** BEGIN MATERIAL SHOWN **
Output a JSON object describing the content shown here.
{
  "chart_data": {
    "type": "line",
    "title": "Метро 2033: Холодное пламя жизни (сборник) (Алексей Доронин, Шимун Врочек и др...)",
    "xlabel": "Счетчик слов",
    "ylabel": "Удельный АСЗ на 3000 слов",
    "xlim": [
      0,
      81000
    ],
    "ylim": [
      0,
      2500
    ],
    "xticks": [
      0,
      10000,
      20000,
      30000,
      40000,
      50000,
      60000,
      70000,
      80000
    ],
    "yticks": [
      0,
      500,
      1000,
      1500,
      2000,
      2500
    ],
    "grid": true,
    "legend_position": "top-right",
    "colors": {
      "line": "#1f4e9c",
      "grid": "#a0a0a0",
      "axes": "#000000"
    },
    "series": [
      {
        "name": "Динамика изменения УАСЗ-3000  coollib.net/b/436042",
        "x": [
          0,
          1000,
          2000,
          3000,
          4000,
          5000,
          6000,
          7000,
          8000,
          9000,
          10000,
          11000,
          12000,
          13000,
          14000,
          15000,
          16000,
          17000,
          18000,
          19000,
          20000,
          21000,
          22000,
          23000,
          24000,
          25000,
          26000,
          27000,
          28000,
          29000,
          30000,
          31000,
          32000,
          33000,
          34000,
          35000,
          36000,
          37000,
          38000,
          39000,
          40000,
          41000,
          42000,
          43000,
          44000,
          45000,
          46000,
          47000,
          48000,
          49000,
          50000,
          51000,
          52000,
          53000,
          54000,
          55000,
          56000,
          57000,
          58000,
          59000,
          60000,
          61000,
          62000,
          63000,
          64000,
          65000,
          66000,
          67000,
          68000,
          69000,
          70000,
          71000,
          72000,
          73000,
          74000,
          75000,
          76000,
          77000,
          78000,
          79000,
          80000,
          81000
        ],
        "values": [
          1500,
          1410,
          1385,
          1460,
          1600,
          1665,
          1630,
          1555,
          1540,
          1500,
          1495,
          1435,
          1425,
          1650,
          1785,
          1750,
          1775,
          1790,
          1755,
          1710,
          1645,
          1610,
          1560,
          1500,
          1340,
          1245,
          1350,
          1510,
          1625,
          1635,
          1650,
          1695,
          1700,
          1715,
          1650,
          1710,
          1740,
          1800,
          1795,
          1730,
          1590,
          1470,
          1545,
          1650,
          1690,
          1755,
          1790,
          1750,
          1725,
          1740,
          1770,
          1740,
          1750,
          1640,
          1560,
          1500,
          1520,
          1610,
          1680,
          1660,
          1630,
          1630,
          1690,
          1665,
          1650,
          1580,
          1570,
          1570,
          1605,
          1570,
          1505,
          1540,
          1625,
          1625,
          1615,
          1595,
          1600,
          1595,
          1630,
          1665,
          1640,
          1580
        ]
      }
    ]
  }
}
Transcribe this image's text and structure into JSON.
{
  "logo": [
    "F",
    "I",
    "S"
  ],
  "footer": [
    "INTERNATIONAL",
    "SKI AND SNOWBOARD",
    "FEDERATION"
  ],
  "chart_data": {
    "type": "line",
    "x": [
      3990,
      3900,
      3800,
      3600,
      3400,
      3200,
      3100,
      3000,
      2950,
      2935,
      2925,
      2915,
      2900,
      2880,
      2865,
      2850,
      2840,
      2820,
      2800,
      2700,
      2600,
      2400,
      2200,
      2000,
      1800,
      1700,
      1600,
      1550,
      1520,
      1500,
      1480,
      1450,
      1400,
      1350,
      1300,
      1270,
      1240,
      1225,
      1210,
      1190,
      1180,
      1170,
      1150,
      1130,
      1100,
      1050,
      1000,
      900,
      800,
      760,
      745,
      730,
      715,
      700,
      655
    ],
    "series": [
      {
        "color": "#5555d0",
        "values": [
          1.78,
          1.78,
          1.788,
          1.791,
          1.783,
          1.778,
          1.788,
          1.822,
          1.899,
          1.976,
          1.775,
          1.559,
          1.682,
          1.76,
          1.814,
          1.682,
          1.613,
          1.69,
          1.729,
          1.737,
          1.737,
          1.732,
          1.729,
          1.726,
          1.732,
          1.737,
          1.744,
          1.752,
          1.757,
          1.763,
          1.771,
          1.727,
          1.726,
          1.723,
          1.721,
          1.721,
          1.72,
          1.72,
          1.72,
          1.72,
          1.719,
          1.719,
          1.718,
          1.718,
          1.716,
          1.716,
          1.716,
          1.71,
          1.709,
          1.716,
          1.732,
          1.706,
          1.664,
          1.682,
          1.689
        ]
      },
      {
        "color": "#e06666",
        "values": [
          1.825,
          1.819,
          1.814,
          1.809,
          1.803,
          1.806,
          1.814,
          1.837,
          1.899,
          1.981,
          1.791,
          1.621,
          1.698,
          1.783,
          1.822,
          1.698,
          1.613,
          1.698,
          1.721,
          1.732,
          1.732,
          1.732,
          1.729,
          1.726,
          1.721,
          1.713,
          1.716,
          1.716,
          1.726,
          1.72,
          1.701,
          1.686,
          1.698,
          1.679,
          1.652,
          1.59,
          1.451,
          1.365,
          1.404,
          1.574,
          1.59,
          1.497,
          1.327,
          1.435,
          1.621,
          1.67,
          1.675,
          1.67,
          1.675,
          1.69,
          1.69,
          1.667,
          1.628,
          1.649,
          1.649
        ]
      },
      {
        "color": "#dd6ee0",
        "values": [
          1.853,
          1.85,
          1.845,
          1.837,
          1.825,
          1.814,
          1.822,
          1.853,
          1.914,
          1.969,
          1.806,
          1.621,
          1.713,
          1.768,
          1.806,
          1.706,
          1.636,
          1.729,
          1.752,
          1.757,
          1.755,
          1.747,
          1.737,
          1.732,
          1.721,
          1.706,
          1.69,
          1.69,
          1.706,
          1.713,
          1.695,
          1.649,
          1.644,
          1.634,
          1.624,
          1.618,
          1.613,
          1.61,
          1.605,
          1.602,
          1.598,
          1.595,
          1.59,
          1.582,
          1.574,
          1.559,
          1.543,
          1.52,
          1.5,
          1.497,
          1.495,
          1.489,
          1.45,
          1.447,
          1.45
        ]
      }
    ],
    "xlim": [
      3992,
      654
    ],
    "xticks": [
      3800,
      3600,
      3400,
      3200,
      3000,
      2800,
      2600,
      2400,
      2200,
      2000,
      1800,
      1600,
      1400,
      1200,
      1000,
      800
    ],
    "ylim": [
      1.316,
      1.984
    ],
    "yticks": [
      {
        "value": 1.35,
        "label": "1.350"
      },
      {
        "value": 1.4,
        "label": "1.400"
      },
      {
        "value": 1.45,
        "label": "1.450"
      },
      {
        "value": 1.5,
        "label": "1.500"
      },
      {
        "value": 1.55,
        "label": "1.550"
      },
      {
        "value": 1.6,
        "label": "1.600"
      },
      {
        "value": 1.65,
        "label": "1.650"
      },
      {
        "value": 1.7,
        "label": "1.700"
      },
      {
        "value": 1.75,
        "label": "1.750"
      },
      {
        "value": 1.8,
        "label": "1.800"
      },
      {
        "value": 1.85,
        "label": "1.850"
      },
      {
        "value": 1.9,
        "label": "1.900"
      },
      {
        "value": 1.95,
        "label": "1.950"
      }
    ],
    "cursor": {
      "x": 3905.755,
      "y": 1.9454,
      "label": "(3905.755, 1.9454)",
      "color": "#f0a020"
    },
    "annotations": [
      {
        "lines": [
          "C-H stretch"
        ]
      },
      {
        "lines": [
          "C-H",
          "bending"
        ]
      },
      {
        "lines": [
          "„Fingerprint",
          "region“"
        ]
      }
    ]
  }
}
** END MATERIAL SHOWN **
__WORK TO BE COMPLETED__: Reproduce each record shown above without altering a single word.

__CORRECT RESULT__:
Output a JSON object describing the content shown here.
{
  "chart_data": {
    "type": "line",
    "title": "Метро 2033: Холодное пламя жизни (сборник) (Алексей Доронин, Шимун Врочек и др...)",
    "xlabel": "Счетчик слов",
    "ylabel": "Удельный АСЗ на 3000 слов",
    "xlim": [
      0,
      81000
    ],
    "ylim": [
      0,
      2500
    ],
    "xticks": [
      0,
      10000,
      20000,
      30000,
      40000,
      50000,
      60000,
      70000,
      80000
    ],
    "yticks": [
      0,
      500,
      1000,
      1500,
      2000,
      2500
    ],
    "grid": true,
    "legend_position": "top-right",
    "colors": {
      "line": "#1f4e9c",
      "grid": "#a0a0a0",
      "axes": "#000000"
    },
    "series": [
      {
        "name": "Динамика изменения УАСЗ-3000  coollib.net/b/436042",
        "x": [
          0,
          1000,
          2000,
          3000,
          4000,
          5000,
          6000,
          7000,
          8000,
          9000,
          10000,
          11000,
          12000,
          13000,
          14000,
          15000,
          16000,
          17000,
          18000,
          19000,
          20000,
          21000,
          22000,
          23000,
          24000,
          25000,
          26000,
          27000,
          28000,
          29000,
          30000,
          31000,
          32000,
          33000,
          34000,
          35000,
          36000,
          37000,
          38000,
          39000,
          40000,
          41000,
          42000,
          43000,
          44000,
          45000,
          46000,
          47000,
          48000,
          49000,
          50000,
          51000,
          52000,
          53000,
          54000,
          55000,
          56000,
          57000,
          58000,
          59000,
          60000,
          61000,
          62000,
          63000,
          64000,
          65000,
          66000,
          67000,
          68000,
          69000,
          70000,
          71000,
          72000,
          73000,
          74000,
          75000,
          76000,
          77000,
          78000,
          79000,
          80000,
          81000
        ],
        "values": [
          1500,
          1410,
          1385,
          1460,
          1600,
          1665,
          1630,
          1555,
          1540,
          1500,
          1495,
          1435,
          1425,
          1650,
          1785,
          1750,
          1775,
          1790,
          1755,
          1710,
          1645,
          1610,
          1560,
          1500,
          1340,
          1245,
          1350,
          1510,
          1625,
          1635,
          1650,
          1695,
          1700,
          1715,
          1650,
          1710,
          1740,
          1800,
          1795,
          1730,
          1590,
          1470,
          1545,
          1650,
          1690,
          1755,
          1790,
          1750,
          1725,
          1740,
          1770,
          1740,
          1750,
          1640,
          1560,
          1500,
          1520,
          1610,
          1680,
          1660,
          1630,
          1630,
          1690,
          1665,
          1650,
          1580,
          1570,
          1570,
          1605,
          1570,
          1505,
          1540,
          1625,
          1625,
          1615,
          1595,
          1600,
          1595,
          1630,
          1665,
          1640,
          1580
        ]
      }
    ]
  }
}
Transcribe this image's text and structure into JSON.
{
  "logo": [
    "F",
    "I",
    "S"
  ],
  "footer": [
    "INTERNATIONAL",
    "SKI AND SNOWBOARD",
    "FEDERATION"
  ],
  "chart_data": {
    "type": "line",
    "x": [
      3990,
      3900,
      3800,
      3600,
      3400,
      3200,
      3100,
      3000,
      2950,
      2935,
      2925,
      2915,
      2900,
      2880,
      2865,
      2850,
      2840,
      2820,
      2800,
      2700,
      2600,
      2400,
      2200,
      2000,
      1800,
      1700,
      1600,
      1550,
      1520,
      1500,
      1480,
      1450,
      1400,
      1350,
      1300,
      1270,
      1240,
      1225,
      1210,
      1190,
      1180,
      1170,
      1150,
      1130,
      1100,
      1050,
      1000,
      900,
      800,
      760,
      745,
      730,
      715,
      700,
      655
    ],
    "series": [
      {
        "color": "#5555d0",
        "values": [
          1.78,
          1.78,
          1.788,
          1.791,
          1.783,
          1.778,
          1.788,
          1.822,
          1.899,
          1.976,
          1.775,
          1.559,
          1.682,
          1.76,
          1.814,
          1.682,
          1.613,
          1.69,
          1.729,
          1.737,
          1.737,
          1.732,
          1.729,
          1.726,
          1.732,
          1.737,
          1.744,
          1.752,
          1.757,
          1.763,
          1.771,
          1.727,
          1.726,
          1.723,
          1.721,
          1.721,
          1.72,
          1.72,
          1.72,
          1.72,
          1.719,
          1.719,
          1.718,
          1.718,
          1.716,
          1.716,
          1.716,
          1.71,
          1.709,
          1.716,
          1.732,
          1.706,
          1.664,
          1.682,
          1.689
        ]
      },
      {
        "color": "#e06666",
        "values": [
          1.825,
          1.819,
          1.814,
          1.809,
          1.803,
          1.806,
          1.814,
          1.837,
          1.899,
          1.981,
          1.791,
          1.621,
          1.698,
          1.783,
          1.822,
          1.698,
          1.613,
          1.698,
          1.721,
          1.732,
          1.732,
          1.732,
          1.729,
          1.726,
          1.721,
          1.713,
          1.716,
          1.716,
          1.726,
          1.72,
          1.701,
          1.686,
          1.698,
          1.679,
          1.652,
          1.59,
          1.451,
          1.365,
          1.404,
          1.574,
          1.59,
          1.497,
          1.327,
          1.435,
          1.621,
          1.67,
          1.675,
          1.67,
          1.675,
          1.69,
          1.69,
          1.667,
          1.628,
          1.649,
          1.649
        ]
      },
      {
        "color": "#dd6ee0",
        "values": [
          1.853,
          1.85,
          1.845,
          1.837,
          1.825,
          1.814,
          1.822,
          1.853,
          1.914,
          1.969,
          1.806,
          1.621,
          1.713,
          1.768,
          1.806,
          1.706,
          1.636,
          1.729,
          1.752,
          1.757,
          1.755,
          1.747,
          1.737,
          1.732,
          1.721,
          1.706,
          1.69,
          1.69,
          1.706,
          1.713,
          1.695,
          1.649,
          1.644,
          1.634,
          1.624,
          1.618,
          1.613,
          1.61,
          1.605,
          1.602,
          1.598,
          1.595,
          1.59,
          1.582,
          1.574,
          1.559,
          1.543,
          1.52,
          1.5,
          1.497,
          1.495,
          1.489,
          1.45,
          1.447,
          1.45
        ]
      }
    ],
    "xlim": [
      3992,
      654
    ],
    "xticks": [
      3800,
      3600,
      3400,
      3200,
      3000,
      2800,
      2600,
      2400,
      2200,
      2000,
      1800,
      1600,
      1400,
      1200,
      1000,
      800
    ],
    "ylim": [
      1.316,
      1.984
    ],
    "yticks": [
      {
        "value": 1.35,
        "label": "1.350"
      },
      {
        "value": 1.4,
        "label": "1.400"
      },
      {
        "value": 1.45,
        "label": "1.450"
      },
      {
        "value": 1.5,
        "label": "1.500"
      },
      {
        "value": 1.55,
        "label": "1.550"
      },
      {
        "value": 1.6,
        "label": "1.600"
      },
      {
        "value": 1.65,
        "label": "1.650"
      },
      {
        "value": 1.7,
        "label": "1.700"
      },
      {
        "value": 1.75,
        "label": "1.750"
      },
      {
        "value": 1.8,
        "label": "1.800"
      },
      {
        "value": 1.85,
        "label": "1.850"
      },
      {
        "value": 1.9,
        "label": "1.900"
      },
      {
        "value": 1.95,
        "label": "1.950"
      }
    ],
    "cursor": {
      "x": 3905.755,
      "y": 1.9454,
      "label": "(3905.755, 1.9454)",
      "color": "#f0a020"
    },
    "annotations": [
      {
        "lines": [
          "C-H stretch"
        ]
      },
      {
        "lines": [
          "C-H",
          "bending"
        ]
      },
      {
        "lines": [
          "„Fingerprint",
          "region“"
        ]
      }
    ]
  }
}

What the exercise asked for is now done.